[WHAT IS BEING ASKED]
Scan the material for the word "Total", and copy each line where it shows up.

[MATERIAL TO PROCESS]
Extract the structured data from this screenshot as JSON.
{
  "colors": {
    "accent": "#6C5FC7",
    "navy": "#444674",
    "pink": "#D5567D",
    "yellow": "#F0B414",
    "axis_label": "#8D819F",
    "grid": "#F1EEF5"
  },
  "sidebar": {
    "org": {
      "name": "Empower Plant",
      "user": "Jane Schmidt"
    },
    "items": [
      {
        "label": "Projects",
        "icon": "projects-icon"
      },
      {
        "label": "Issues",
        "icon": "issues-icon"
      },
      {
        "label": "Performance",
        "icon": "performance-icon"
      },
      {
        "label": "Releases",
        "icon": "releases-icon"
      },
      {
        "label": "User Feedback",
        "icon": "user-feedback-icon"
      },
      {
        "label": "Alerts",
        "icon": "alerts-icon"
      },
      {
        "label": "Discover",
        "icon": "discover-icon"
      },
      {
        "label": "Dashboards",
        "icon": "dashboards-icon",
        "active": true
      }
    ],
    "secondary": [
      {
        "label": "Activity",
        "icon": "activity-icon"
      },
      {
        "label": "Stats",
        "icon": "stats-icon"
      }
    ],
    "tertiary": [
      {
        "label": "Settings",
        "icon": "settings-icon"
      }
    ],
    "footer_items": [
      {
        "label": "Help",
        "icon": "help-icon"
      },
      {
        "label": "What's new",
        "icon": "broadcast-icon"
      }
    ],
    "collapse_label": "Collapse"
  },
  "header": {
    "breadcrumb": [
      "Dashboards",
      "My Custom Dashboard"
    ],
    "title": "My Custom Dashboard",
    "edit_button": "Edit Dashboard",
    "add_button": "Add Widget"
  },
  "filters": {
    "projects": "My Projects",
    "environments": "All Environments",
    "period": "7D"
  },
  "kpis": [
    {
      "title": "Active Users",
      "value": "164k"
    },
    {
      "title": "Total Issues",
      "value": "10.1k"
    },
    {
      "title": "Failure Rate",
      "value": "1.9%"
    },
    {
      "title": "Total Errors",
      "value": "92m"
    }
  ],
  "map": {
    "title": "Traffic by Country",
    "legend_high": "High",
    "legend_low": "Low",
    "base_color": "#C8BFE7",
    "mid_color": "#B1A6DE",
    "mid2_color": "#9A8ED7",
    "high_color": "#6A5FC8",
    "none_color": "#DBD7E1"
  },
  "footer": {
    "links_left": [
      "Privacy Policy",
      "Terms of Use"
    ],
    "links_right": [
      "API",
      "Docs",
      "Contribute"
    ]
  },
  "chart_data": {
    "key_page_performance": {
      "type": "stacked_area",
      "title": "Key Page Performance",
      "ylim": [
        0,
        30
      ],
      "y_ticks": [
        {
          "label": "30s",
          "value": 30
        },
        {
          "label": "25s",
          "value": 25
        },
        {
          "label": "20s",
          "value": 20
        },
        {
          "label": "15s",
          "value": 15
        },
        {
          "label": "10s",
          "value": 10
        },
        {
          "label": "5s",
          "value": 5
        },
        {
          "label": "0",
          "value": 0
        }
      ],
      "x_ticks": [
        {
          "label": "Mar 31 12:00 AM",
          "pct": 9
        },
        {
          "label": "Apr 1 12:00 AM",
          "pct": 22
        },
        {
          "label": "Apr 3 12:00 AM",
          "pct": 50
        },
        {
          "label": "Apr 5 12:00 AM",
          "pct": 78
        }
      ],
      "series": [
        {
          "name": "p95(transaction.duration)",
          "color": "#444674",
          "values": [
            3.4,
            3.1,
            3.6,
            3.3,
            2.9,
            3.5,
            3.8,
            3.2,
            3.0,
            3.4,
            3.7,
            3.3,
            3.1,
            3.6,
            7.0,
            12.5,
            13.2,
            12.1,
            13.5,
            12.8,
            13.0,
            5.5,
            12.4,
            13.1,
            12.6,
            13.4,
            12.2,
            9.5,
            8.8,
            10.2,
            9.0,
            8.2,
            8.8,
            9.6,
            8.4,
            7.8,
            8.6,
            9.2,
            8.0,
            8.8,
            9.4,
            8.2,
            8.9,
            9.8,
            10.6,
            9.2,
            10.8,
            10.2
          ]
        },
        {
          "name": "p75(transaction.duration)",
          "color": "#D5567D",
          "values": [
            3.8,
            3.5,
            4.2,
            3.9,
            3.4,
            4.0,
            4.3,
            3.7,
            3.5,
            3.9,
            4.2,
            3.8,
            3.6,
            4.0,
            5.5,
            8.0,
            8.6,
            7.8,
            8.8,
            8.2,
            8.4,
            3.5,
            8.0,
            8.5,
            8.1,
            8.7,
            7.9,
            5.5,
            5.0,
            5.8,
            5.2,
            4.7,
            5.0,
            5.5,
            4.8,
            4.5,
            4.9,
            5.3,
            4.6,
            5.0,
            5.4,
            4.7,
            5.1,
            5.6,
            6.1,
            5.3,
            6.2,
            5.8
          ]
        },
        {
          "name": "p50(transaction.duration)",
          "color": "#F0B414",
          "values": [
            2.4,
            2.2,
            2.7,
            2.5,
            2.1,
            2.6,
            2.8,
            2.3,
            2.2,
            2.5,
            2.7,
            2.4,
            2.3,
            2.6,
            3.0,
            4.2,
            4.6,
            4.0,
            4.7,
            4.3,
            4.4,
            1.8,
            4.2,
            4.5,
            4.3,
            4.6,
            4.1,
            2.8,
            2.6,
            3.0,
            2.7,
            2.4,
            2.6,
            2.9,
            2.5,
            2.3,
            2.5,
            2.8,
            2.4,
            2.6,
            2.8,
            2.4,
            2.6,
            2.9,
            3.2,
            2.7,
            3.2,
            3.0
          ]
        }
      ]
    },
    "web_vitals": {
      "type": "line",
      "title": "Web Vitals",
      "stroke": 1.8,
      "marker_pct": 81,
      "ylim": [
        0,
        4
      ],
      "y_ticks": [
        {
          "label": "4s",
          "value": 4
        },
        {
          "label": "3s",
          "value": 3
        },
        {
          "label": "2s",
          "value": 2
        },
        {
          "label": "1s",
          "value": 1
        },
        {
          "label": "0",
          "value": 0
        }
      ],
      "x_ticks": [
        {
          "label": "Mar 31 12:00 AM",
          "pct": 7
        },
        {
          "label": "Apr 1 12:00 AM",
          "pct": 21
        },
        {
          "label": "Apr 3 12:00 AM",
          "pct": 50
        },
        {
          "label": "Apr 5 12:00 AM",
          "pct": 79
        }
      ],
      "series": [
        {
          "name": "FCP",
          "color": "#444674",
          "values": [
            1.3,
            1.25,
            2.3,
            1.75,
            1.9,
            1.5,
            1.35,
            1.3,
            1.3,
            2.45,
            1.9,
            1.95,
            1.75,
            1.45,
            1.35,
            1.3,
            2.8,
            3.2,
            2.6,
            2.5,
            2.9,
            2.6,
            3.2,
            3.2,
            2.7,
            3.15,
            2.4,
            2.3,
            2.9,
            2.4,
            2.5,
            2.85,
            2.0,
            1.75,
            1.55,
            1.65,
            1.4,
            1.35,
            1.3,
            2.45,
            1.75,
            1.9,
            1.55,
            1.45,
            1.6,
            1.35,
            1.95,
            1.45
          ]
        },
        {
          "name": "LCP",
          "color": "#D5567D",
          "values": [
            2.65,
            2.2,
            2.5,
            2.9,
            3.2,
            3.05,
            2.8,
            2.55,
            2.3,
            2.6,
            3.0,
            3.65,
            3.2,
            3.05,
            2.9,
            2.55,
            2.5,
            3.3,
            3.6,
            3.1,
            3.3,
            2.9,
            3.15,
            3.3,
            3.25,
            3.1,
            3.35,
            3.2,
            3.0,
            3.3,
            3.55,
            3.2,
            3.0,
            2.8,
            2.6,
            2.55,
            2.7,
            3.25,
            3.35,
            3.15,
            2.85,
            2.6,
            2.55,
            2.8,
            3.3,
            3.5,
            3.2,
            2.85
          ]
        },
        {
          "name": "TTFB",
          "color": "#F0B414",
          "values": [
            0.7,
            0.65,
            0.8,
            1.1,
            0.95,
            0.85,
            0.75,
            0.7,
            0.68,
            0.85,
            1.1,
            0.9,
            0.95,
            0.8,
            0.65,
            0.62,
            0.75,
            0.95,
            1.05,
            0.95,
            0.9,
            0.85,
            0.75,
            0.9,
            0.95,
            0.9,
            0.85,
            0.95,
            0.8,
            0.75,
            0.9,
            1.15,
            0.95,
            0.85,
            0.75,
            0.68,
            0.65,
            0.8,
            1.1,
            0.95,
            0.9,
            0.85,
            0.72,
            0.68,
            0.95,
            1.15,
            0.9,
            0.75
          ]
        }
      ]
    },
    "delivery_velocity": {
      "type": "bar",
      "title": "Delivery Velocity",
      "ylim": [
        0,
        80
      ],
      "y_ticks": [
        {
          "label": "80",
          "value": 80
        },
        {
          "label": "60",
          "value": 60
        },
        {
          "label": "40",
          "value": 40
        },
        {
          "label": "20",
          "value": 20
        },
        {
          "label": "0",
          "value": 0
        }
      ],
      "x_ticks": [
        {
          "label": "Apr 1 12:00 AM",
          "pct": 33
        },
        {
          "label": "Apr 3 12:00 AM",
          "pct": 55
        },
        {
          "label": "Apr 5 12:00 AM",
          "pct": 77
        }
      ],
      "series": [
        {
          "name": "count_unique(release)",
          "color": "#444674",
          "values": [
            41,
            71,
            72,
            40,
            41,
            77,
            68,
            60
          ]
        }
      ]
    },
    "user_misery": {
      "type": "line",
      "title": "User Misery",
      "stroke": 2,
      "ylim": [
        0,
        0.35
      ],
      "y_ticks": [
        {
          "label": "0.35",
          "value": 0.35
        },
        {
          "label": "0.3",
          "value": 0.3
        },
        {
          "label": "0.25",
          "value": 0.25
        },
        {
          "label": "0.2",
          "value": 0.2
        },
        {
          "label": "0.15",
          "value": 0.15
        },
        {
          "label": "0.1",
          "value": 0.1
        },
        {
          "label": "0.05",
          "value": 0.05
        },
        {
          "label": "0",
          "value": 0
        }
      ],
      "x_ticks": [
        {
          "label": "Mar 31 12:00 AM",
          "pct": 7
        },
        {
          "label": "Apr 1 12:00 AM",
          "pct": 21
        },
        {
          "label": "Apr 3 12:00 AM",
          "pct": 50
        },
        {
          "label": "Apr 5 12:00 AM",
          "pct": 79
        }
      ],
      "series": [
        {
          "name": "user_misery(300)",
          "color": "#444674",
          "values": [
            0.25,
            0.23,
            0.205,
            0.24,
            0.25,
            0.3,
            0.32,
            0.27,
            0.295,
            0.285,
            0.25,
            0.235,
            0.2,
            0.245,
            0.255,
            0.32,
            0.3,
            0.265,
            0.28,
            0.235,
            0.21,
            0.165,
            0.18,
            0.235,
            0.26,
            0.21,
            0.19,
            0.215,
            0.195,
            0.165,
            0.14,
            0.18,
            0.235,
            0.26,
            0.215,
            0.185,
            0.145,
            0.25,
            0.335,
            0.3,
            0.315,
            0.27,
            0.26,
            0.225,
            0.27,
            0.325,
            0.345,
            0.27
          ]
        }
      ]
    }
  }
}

[WRITTEN ANSWER]
      "title": "Total Issues",
      "title": "Total Errors",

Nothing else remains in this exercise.